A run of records
____
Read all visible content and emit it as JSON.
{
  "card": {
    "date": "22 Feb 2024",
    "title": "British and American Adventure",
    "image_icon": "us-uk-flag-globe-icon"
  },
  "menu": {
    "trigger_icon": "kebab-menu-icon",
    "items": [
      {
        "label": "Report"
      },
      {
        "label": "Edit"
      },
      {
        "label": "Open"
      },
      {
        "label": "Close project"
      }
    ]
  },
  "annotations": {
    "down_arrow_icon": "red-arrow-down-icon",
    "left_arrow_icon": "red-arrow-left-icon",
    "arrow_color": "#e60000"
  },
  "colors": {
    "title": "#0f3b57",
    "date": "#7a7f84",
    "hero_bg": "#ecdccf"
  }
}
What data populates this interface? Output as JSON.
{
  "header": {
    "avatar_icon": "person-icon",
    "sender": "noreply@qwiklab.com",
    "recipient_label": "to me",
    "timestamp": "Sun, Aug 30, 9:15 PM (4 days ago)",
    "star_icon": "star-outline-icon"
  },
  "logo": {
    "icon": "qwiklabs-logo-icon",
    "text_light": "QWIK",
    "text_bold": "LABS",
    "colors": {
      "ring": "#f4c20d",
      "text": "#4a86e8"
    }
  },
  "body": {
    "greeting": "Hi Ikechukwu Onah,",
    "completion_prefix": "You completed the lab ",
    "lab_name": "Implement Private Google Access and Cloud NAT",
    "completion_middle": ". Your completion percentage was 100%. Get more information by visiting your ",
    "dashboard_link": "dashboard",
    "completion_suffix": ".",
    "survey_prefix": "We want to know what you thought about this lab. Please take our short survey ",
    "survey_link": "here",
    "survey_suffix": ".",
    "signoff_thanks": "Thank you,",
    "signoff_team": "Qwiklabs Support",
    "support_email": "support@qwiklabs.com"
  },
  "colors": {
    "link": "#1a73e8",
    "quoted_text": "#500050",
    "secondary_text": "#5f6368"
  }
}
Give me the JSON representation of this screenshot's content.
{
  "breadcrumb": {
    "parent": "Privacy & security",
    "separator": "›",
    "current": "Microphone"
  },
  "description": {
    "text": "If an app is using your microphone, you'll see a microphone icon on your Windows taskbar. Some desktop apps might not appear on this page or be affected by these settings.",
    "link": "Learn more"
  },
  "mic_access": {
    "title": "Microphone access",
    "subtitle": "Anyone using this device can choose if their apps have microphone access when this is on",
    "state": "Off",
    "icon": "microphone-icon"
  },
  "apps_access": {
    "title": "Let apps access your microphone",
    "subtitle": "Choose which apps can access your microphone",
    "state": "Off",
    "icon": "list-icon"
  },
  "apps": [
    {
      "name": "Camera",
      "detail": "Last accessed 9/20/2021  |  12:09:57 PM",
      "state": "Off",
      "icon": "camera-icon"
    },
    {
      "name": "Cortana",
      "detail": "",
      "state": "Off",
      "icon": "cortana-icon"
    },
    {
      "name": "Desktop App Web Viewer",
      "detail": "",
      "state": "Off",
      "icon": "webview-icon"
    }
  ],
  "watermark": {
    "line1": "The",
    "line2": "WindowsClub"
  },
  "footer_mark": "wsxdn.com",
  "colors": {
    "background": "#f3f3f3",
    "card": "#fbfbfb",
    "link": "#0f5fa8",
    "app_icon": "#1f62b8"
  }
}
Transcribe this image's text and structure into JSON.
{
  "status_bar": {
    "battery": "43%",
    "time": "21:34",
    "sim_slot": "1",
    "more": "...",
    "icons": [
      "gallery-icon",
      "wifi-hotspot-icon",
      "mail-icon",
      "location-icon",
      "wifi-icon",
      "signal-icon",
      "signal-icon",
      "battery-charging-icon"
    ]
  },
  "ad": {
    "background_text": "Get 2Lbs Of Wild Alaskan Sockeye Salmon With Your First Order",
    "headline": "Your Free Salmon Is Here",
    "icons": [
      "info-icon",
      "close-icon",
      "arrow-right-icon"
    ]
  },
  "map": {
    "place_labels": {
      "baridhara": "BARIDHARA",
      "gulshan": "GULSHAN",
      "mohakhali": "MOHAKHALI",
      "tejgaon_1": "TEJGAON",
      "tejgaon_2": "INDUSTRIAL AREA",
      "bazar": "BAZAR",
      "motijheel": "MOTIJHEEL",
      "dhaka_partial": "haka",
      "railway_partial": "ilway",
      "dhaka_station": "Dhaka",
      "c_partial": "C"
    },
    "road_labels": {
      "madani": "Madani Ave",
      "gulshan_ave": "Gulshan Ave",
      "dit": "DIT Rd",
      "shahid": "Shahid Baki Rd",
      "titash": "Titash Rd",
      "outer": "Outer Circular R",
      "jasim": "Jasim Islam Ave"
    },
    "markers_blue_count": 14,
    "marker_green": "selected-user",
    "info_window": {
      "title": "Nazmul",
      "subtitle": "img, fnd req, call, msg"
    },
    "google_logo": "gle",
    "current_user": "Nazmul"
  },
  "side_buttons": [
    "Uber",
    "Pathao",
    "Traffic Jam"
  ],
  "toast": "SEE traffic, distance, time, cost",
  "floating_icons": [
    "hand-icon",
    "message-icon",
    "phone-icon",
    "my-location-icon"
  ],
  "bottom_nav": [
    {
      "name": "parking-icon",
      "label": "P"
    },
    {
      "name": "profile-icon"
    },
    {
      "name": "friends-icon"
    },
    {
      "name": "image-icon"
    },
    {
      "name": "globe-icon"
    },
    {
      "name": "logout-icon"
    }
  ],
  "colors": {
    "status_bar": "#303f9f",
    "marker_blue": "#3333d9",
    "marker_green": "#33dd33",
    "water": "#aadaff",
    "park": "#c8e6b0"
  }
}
____
## [EXERCISE PROMPT]
Provide the number of lines in the entries that include "content", and no other text.

## [WRITTEN ANSWER]
2